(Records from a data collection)
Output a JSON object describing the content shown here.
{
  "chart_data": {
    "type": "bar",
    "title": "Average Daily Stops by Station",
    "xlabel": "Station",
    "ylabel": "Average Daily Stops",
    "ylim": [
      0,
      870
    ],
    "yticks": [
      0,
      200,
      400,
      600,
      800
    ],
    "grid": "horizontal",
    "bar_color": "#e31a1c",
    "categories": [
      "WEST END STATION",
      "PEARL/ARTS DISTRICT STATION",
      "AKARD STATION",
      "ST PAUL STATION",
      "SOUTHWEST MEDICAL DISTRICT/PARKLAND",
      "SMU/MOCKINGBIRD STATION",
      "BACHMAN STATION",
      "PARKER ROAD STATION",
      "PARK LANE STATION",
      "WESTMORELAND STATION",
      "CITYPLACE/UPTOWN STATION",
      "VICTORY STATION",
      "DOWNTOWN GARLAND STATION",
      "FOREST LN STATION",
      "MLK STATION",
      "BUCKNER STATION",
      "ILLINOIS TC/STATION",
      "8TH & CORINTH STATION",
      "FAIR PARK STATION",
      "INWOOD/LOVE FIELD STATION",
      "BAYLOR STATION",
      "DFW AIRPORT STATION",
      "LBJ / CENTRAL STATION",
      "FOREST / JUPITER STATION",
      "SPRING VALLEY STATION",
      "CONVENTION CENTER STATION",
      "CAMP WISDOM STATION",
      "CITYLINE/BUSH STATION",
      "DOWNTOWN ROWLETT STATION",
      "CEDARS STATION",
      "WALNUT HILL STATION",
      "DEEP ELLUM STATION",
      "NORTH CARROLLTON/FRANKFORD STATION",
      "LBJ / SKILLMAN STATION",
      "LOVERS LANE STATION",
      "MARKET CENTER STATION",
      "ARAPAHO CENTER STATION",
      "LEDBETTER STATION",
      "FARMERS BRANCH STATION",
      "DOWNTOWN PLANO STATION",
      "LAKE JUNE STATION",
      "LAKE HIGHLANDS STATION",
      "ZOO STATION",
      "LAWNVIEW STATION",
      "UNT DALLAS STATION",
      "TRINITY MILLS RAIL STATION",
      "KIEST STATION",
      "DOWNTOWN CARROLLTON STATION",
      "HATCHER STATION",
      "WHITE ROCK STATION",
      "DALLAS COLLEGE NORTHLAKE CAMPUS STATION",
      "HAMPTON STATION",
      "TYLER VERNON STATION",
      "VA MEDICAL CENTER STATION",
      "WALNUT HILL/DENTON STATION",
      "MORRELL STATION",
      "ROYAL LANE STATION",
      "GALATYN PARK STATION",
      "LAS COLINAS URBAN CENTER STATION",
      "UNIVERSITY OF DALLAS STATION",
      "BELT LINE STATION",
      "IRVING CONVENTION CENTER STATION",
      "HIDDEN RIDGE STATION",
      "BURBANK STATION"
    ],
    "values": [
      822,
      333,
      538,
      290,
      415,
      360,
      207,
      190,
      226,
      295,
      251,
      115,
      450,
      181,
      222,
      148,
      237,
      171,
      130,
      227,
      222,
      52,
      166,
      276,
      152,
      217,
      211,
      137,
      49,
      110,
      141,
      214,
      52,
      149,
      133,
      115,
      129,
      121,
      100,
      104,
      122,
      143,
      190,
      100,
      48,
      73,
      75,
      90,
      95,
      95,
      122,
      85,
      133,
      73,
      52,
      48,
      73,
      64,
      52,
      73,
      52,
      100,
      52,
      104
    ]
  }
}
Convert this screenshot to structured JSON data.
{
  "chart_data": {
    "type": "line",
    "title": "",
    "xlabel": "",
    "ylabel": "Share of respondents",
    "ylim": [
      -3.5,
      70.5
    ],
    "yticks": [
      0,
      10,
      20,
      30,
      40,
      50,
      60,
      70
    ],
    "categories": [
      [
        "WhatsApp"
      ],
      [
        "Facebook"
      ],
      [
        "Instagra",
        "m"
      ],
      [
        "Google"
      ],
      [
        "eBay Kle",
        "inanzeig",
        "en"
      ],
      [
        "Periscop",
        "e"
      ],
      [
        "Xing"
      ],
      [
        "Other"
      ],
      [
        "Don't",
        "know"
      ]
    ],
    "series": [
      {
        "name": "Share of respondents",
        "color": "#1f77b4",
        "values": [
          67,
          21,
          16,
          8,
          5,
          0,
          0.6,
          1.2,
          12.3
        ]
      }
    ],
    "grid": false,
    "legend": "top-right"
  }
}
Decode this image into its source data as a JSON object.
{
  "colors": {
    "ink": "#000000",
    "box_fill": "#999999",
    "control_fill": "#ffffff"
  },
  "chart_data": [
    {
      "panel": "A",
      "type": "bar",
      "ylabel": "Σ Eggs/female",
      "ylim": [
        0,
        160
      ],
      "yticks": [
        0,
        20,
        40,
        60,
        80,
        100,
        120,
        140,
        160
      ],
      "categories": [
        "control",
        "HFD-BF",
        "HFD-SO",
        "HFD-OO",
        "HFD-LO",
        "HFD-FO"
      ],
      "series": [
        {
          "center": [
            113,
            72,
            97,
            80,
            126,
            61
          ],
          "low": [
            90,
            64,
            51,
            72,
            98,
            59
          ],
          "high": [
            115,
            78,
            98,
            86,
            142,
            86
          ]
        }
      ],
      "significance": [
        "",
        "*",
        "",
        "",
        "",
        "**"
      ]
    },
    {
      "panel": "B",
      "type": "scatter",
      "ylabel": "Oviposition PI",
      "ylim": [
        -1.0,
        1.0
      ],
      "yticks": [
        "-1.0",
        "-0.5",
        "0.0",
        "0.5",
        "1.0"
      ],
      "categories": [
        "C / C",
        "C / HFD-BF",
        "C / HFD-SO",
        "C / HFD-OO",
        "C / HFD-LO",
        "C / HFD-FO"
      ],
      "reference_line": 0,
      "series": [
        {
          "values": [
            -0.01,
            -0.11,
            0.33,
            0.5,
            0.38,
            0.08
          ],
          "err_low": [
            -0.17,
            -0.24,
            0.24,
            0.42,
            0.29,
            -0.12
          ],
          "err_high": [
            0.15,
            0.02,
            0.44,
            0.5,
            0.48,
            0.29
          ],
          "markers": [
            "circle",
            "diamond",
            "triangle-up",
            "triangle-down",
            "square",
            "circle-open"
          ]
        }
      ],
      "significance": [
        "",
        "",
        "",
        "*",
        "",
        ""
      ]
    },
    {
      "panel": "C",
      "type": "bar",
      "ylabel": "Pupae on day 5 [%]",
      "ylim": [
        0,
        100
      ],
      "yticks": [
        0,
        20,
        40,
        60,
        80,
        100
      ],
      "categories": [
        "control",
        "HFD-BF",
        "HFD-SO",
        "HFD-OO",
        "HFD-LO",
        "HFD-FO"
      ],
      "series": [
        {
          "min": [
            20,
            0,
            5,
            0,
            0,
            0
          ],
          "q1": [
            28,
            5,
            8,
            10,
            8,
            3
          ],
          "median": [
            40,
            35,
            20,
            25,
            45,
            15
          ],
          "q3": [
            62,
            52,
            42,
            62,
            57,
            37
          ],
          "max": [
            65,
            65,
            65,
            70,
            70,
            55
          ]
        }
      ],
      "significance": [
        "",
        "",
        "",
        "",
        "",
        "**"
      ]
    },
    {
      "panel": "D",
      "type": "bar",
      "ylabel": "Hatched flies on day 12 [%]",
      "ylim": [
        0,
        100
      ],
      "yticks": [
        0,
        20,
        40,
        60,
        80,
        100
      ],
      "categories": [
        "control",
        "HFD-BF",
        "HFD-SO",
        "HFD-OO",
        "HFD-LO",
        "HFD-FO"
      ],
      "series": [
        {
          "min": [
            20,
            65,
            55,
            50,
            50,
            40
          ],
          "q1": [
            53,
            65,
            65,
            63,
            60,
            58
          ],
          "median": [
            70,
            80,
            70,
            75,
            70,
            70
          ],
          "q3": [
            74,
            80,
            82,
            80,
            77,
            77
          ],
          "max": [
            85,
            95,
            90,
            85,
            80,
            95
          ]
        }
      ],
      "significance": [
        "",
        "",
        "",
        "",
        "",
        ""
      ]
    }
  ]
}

SET TASK -
Find all lines where the word "Stops" appears. Copy them.

THE REPLY -
    "title": "Average Daily Stops by Station",
    "ylabel": "Average Daily Stops",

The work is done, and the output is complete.